> [EXTRAIT DU DOCUMENT]
Observations sur le massacre de Boutcha

Le gouvernement ukrainien, les gouvernements occidentaux et les médias de masse condamnent unanimement le massacre de civils dont se seraient rendus coupables les soldats russes pendant l’occupation de la petite ville de Boutcha, située à environ 25 km de Kiev. Le gouvernement russe, pour sa part, dément ces accusations. Nous n’avons pas à le croire sur parole. Pas plus que nous n’avons à croire sur parole ses accusateurs. Même et surtout si nos gouvernements se sont rangés du côté du gouvernement de l’Ukraine et se sont engagés dans une guerre économique contre la Russie, il nous faut garder la tête froide et examiner sans parti pris ce qu’on nous dit de ce massacre et ce qu’on nous en montre, et ne pas soutenir ou réclamer de nouvelles sanctions contre la Russie en l’absence d’une enquête indépendante sérieuse. Ces nouvelles sanctions, si elles étaient imposées sans autre forme de procès à la Russie par nos gouvernements, pourraient avoir de graves conséquences pour les populations occidentales et pour la population ukrainienne. Les relations économiques entre l’Occident et la Russie pourraient devenir encore plus difficiles, et la Russie pourrait répliquer par des contre-sanctions, ce qui pourrait aggraver les difficultés d’approvisionnement, provoquer des pénuries (notamment dans les secteurs énergétique et alimentaire) et engendrer une hausse dramatique du coût de la vie. Les pourparlers entre l’Ukraine et la Russie, déjà difficiles, auraient encore moins de chances d’aboutir à une entente pour mettre fin à cette guerre. Et nos gouvernements continueraient à envoyer de l’équipement militaire en Ukraine et à inciter le gouvernement ukrainien à se battre coûte que coûte, alors que l’armée russe pourrait se montrer plus agressive et tirer davantage profit de sa supériorité technologique. Il en résulterait une intensification de la guerre et la mort d’un plus grand nombre d’Ukrainiens, civils ou militaires. Et les risques que le conflit s’étende aux pays voisins, par exemple la Pologne, augmenterait ; ce qui pourrait provoquer une guerre mondiale dévastatrice.

Je le dis encore une fois : ne nous laissons pas gouverner par nos émotions. Ceci est dans l’intérêt de nos pays respectifs, qu’il s’agisse du Canada, ou encore des États-Unis, de la France, de l’Angleterre, de l’Allemagne et des autres pays d’Europe, y compris l’Ukraine.


Revenons quelques jours en arrière, c’est-à-dire au moment où les soldats russes se sont retirés de Boutcha. Le 31 mars 2022, Anatoly Fedoruk, le maire de la ville, se félicite de la retraite de l’armée russe ou, pour dire les choses à la manière, de la victoire glorieuse des forces armées ukrainiennes sur les « orcs russes ».

(Liste des données)
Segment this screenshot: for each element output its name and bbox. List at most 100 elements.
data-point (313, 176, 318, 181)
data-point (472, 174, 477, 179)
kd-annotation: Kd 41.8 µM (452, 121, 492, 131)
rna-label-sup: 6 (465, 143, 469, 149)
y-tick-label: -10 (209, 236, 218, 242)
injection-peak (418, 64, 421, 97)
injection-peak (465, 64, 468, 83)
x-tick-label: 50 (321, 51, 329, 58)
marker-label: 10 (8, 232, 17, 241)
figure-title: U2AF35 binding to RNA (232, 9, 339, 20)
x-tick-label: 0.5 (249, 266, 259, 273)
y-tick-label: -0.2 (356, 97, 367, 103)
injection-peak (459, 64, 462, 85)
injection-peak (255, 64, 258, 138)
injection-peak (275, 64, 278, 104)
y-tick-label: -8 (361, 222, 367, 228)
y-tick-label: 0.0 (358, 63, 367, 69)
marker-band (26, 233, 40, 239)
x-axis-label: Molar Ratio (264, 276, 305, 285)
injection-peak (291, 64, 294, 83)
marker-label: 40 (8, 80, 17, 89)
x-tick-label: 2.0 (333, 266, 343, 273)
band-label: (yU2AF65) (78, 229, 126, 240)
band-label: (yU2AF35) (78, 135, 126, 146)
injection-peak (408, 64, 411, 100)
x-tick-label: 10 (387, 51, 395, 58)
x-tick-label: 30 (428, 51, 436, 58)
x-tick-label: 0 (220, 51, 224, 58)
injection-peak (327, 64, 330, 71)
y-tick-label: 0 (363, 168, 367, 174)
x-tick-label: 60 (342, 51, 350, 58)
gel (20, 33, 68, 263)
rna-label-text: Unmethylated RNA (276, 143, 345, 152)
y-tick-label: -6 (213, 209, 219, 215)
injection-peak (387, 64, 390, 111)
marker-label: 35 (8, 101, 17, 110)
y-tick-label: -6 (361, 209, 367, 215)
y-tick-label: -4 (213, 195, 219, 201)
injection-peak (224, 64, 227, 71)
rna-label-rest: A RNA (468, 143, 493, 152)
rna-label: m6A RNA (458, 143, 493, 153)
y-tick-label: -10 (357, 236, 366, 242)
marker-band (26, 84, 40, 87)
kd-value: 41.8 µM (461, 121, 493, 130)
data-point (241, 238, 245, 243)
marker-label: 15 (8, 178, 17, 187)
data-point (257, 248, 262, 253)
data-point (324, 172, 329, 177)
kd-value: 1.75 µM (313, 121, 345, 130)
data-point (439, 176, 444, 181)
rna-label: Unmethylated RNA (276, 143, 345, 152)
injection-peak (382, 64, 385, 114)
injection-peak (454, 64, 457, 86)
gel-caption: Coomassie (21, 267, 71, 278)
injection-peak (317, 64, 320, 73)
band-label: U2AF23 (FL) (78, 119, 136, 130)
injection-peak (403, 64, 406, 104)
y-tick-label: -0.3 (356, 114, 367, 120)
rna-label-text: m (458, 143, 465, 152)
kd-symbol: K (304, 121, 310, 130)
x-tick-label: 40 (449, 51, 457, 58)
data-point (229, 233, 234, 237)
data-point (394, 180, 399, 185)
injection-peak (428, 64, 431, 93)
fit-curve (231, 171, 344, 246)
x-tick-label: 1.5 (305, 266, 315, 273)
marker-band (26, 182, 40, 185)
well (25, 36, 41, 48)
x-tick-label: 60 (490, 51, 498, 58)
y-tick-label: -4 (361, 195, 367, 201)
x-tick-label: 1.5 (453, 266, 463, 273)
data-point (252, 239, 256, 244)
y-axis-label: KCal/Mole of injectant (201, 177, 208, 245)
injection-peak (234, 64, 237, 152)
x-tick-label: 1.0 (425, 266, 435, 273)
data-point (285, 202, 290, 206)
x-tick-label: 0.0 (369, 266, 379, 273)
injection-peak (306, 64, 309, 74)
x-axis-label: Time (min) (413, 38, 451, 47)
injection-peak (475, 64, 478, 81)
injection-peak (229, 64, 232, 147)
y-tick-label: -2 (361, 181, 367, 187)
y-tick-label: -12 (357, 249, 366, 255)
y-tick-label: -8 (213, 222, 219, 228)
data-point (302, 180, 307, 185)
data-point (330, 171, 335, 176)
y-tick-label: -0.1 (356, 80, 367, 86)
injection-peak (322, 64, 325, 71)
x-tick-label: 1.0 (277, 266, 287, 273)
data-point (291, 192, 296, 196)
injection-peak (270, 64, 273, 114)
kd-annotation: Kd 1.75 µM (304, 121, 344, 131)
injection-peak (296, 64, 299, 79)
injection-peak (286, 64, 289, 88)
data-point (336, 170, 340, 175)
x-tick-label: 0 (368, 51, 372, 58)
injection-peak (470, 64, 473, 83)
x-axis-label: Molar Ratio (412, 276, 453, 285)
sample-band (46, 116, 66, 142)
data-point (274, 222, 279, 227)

> [CONSIGNE] Prolongez, s'il vous plaît, le texte sur le massacre de Boutcha en reprenant juste après sa dernière phrase. Les enregistrements forment un matériau à part, distinct du texte.

> [RÉPONSE CI-DESSOUS]
Aucune mention du massacre des habitants de la ville par l’armée russe. Il est vrai qu’ayant vraisemblablement fui quand les occupants sont arrivés, le maire n’a peut-être pas encore eu le temps de voir les cadavres qui jonchent les rues de sa ville. Toutefois, les forces armées ukrainiennes qui ont repris le contrôle de la ville auraient dû remarquer ces cadavres et aviser le maire de Boutcha. Alors son allocution aurait été très différente : au lieu de chanter la gloire du peuple ukrainien et de l’armée ukrainienne, il aurait maudit la barbarie des soldats russes.

Voici ensuite une vidéo mise en ligne par la Garde nationale d’Ukraine le 2 avril 2022, dans laquelle des soldats patrouillent les rues de Boutcha. La vidéo a peut-être été tournée un peu avant sa publication, par exemple le 1er avril.

Pas de cadavres dans les rues. Mais il se peut que les cadavres qu’on verra dans la vidéo suivante se trouvent dans un autre secteur de la ville. Il serait néanmoins étonnant que les soldats ukrainiens ne se soient pas rendus plutôt à cet endroit, pour faire connaître à l’Occident les horreurs perpétrées par l’armée russe.

Malheureusement je ne comprends pas l’ukrainien et je n’ai pas trouvé de version sous-titrée de cette vidéo. Je ne sais pas si les civils avec lesquels parlent les soldats disent que les soldats russes ont fait des exécutions sommaires. Même si c’était le cas, cela n’explique pas pourquoi il a fallu attendre jusqu’au 3 avril 2022 pour que des vidéos montrent des rues jonchées de cadavres.


C’est donc seulement le 3 avril 2022 que le ministère de la Défense ukrainien diffuse la vidéo suivante, c’est-à-dire 4 jours après la retraite des soldats russes (qui aurait eu lieu le 30 mars 2022) et la reprise de Boutcha par les Ukrainiens (31 mars 2022). Ce qui veut dire que ces morts ont peut-être été tués après la reprise de la ville, et non avant. Il n’y a pas de raisons de présumer que les soldats russes sont coupables et que les soldats ukrainiens sont innocents.

La vidéo ci-dessous, en plus d’avoir été commentée par un média occidental, a été annotée et éditée par un internaute pour attirer l’attention sur quelques bizarreries.

En raison de la mauvaise qualité de la vidéo et du mouvement, nous ne pouvons pas être certains qu’un des cadavres déplace sa main. Il pourrait s’agir de quelque chose qui se trouve sur le pare-brise, comme le font remarquer des journalistes de la BBC. Je ne suis pas convaincu par ces deux captures d’écran, qui montrent bien que quelque chose bouge, mais sans qu’on ait l’impression que c’est le cadavre. Ça pourrait très bien être une goutte pluie qui est sur le pare-brise.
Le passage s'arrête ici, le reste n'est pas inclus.